--- TASK TO CARRY OUT ---
Could you copy every line from the material below in which "name" appears?

--- MATERIAL SHOWN ---
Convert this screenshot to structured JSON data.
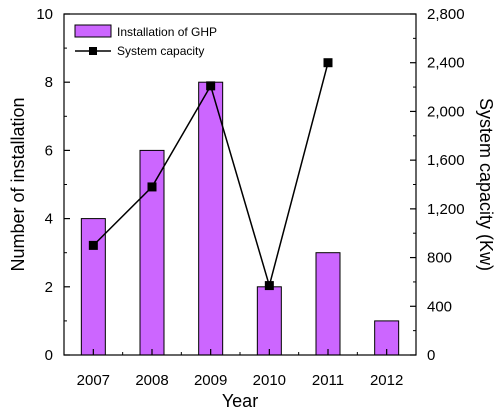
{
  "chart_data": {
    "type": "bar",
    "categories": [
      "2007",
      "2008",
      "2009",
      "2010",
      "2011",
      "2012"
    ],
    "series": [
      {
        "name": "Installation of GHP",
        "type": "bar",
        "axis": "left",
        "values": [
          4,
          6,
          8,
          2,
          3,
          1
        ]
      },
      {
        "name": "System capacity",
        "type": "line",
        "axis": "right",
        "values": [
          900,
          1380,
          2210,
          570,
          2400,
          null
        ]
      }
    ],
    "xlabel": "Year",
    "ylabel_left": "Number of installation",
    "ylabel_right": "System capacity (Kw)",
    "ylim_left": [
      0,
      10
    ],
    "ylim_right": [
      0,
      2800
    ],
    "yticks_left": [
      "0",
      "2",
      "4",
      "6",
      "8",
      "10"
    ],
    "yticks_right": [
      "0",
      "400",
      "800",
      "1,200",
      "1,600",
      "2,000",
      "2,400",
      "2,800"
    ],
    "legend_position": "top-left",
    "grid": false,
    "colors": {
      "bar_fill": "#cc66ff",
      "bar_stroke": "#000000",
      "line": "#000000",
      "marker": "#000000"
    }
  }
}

==

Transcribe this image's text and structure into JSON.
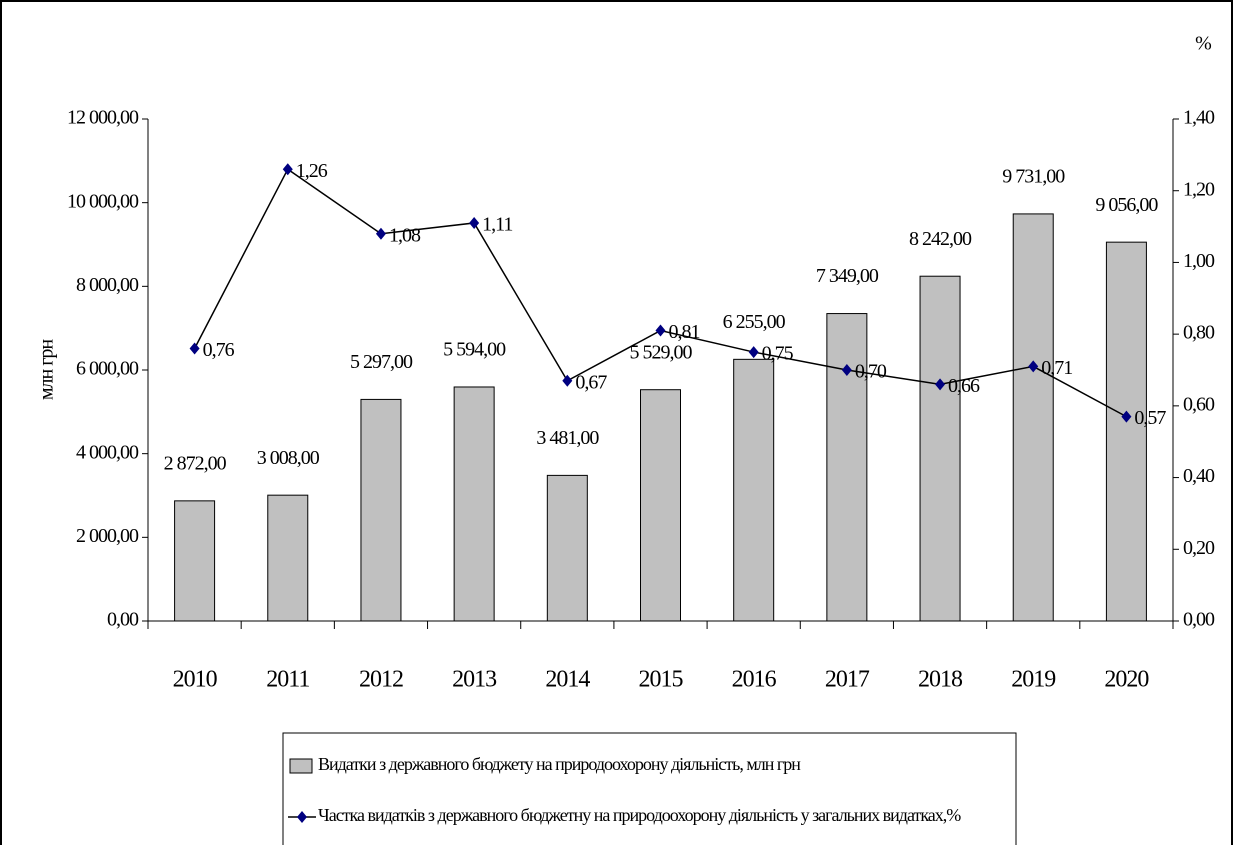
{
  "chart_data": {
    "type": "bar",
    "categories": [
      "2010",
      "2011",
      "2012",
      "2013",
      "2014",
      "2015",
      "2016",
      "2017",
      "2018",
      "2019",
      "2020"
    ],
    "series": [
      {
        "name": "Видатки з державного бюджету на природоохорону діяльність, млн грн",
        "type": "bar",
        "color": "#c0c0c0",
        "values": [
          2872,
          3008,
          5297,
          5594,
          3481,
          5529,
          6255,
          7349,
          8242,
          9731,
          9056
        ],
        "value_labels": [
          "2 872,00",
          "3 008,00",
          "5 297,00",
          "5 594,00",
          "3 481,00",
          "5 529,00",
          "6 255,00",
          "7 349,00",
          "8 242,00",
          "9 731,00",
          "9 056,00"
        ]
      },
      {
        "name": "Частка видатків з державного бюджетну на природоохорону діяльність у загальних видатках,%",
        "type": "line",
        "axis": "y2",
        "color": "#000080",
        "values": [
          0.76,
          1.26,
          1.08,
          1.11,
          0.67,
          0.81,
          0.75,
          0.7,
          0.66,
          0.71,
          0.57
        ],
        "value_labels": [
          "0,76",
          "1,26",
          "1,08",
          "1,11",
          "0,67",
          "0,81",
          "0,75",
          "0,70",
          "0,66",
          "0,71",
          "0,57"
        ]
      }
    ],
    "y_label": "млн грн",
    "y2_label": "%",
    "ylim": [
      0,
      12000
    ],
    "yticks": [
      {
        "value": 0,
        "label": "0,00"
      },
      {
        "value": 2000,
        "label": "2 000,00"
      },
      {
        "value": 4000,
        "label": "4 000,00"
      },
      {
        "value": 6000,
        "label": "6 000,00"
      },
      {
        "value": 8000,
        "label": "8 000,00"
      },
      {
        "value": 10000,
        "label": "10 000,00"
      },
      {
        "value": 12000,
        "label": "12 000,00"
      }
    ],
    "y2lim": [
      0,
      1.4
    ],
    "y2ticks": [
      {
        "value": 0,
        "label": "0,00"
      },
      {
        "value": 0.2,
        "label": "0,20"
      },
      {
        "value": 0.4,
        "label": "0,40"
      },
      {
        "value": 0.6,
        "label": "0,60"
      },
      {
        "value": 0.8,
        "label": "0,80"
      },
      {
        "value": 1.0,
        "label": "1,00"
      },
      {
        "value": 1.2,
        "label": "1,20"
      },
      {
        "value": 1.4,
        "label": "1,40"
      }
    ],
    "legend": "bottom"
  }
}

--- REPLY ---
        "name": "Installation of GHP",
        "name": "System capacity",
        "name": "Видатки з державного бюджету на природоохорону діяльність, млн грн",
        "name": "Частка видатків з державного бюджетну на природоохорону діяльність у загальних видатках,%",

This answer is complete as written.